YOUR GOAL >>
Which lines below hold the word "чтобы"? Copy all of them.

EXTRACTED MATERIAL >>

* begin *

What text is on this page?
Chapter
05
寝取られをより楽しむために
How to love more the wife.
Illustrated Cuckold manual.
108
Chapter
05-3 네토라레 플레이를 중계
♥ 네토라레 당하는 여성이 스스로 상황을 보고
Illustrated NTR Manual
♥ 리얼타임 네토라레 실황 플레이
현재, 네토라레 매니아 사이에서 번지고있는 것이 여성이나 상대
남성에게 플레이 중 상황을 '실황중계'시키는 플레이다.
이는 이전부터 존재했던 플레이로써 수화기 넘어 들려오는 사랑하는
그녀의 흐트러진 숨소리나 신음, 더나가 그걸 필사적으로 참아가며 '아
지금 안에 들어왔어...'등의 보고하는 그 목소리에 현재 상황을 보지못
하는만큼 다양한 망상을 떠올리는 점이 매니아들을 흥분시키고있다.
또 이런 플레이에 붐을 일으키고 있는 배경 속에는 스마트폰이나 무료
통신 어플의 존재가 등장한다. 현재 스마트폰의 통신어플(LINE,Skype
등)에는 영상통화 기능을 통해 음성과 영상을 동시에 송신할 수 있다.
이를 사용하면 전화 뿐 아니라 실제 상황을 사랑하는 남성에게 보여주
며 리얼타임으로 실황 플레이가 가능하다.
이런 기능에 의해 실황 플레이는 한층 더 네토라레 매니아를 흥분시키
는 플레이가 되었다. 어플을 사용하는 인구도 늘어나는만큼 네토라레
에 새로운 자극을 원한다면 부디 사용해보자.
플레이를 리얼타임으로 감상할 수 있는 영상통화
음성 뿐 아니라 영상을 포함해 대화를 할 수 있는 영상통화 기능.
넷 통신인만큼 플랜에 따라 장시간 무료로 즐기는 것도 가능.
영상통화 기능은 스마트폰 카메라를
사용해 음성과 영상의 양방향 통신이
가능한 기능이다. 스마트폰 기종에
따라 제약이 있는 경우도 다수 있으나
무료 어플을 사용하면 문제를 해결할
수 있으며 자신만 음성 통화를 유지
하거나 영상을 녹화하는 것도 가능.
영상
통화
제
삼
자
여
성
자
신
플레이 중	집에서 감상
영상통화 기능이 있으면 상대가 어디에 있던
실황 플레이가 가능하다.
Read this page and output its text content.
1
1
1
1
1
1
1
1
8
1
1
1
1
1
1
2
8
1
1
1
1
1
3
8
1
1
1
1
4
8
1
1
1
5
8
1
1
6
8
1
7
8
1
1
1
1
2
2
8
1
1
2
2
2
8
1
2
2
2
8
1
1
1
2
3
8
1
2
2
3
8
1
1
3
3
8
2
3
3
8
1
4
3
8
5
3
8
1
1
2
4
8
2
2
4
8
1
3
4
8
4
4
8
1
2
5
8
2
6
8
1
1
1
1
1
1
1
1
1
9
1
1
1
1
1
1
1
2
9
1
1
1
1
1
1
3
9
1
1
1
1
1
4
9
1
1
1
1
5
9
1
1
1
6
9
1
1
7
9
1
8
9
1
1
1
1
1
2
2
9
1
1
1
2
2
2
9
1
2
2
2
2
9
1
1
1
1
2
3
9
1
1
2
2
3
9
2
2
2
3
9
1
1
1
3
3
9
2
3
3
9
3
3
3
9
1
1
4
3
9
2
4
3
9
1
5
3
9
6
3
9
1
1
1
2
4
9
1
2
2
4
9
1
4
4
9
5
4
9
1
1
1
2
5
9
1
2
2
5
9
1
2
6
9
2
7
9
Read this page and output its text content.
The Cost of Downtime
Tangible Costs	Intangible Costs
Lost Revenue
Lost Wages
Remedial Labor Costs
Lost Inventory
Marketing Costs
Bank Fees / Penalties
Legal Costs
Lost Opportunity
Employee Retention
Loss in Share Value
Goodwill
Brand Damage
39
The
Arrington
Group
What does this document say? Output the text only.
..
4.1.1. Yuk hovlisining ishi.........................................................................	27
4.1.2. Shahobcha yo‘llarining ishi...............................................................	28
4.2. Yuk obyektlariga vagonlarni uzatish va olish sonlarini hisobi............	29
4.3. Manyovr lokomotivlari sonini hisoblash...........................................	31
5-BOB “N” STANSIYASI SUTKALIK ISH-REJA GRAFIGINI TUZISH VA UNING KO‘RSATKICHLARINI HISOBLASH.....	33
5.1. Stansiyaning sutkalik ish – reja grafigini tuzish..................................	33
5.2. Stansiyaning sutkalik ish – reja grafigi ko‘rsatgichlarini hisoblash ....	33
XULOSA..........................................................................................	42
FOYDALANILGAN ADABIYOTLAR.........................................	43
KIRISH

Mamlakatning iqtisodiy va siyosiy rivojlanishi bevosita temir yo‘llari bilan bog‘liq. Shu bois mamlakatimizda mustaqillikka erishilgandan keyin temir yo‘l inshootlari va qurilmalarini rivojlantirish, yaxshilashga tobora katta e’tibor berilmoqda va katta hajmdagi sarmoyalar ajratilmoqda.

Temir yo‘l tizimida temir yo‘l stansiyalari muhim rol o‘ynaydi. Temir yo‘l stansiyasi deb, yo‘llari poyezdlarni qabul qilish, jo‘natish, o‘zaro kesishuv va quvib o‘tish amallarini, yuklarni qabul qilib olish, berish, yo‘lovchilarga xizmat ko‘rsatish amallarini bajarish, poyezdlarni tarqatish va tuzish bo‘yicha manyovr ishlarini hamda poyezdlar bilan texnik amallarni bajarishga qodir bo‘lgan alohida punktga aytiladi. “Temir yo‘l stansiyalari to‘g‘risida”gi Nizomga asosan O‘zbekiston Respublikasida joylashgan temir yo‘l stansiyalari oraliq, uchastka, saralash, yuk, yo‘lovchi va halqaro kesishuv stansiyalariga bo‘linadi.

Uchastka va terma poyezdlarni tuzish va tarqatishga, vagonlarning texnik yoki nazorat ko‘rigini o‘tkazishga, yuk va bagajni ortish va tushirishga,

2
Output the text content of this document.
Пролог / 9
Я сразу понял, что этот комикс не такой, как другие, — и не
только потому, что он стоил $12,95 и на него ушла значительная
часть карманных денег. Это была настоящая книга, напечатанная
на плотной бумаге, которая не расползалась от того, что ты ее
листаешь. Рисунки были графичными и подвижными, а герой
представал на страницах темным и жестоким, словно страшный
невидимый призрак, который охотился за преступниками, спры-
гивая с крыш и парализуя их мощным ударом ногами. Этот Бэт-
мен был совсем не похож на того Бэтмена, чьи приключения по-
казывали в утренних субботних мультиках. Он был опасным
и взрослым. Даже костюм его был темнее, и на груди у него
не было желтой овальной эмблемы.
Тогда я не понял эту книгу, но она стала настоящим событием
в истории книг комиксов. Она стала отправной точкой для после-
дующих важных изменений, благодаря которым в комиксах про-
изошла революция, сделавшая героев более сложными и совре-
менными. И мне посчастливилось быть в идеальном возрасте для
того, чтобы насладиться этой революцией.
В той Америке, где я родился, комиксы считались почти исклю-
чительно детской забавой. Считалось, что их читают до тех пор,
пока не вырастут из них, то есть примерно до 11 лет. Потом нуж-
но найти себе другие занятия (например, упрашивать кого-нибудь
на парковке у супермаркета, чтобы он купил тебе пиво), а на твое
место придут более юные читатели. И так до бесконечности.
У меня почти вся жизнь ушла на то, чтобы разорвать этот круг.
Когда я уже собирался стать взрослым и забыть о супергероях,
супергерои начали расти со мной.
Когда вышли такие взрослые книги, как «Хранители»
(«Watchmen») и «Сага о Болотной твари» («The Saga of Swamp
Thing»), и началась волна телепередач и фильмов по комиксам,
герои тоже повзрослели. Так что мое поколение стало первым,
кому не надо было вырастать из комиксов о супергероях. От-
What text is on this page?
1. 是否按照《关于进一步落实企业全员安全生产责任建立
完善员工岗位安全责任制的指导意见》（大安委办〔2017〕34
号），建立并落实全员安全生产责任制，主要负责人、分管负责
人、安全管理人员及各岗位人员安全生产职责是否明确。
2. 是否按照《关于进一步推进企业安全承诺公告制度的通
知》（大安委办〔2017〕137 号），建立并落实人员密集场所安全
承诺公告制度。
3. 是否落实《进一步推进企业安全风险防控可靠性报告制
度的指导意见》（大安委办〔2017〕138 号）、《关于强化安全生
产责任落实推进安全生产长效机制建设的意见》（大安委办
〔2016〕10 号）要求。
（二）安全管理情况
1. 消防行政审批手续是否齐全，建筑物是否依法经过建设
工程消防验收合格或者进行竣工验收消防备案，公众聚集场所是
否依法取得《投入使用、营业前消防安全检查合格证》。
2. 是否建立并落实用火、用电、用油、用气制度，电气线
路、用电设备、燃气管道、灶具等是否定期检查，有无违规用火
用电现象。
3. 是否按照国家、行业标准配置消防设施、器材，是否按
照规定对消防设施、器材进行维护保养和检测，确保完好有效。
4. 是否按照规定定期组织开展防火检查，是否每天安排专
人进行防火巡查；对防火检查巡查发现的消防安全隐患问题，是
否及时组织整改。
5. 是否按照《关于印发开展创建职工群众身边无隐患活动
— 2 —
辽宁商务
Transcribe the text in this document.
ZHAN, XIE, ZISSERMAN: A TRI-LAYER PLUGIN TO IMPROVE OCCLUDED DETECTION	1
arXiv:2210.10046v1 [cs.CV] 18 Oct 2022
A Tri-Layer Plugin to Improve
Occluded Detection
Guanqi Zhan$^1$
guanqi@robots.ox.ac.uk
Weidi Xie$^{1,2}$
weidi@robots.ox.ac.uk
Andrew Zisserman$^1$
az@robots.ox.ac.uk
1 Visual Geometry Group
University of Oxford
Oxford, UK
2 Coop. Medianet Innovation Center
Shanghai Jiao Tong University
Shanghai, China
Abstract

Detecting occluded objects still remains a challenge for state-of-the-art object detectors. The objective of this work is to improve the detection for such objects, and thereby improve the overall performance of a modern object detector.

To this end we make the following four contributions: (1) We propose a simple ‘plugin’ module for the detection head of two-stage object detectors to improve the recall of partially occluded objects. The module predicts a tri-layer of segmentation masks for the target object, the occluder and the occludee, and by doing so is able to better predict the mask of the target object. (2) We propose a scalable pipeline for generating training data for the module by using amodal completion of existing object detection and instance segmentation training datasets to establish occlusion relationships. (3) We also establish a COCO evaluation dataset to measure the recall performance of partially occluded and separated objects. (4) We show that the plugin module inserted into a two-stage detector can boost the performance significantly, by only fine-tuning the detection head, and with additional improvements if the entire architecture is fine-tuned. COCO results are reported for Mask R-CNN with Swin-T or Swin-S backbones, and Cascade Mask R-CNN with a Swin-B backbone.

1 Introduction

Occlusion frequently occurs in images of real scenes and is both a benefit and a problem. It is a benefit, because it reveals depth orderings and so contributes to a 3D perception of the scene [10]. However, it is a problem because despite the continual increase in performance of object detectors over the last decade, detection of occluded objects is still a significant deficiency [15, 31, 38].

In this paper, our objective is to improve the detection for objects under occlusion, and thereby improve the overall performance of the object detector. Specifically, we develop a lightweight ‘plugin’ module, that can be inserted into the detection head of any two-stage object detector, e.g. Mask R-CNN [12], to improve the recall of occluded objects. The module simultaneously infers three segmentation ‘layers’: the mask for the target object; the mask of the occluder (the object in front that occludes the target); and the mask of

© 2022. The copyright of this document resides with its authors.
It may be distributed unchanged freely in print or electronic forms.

* end *

RESPONSE BELOW >>
того, чтобы насладиться этой революцией.
на парковке у супермаркета, чтобы он купил тебе пиво), а на твое
У меня почти вся жизнь ушла на то, чтобы разорвать этот круг.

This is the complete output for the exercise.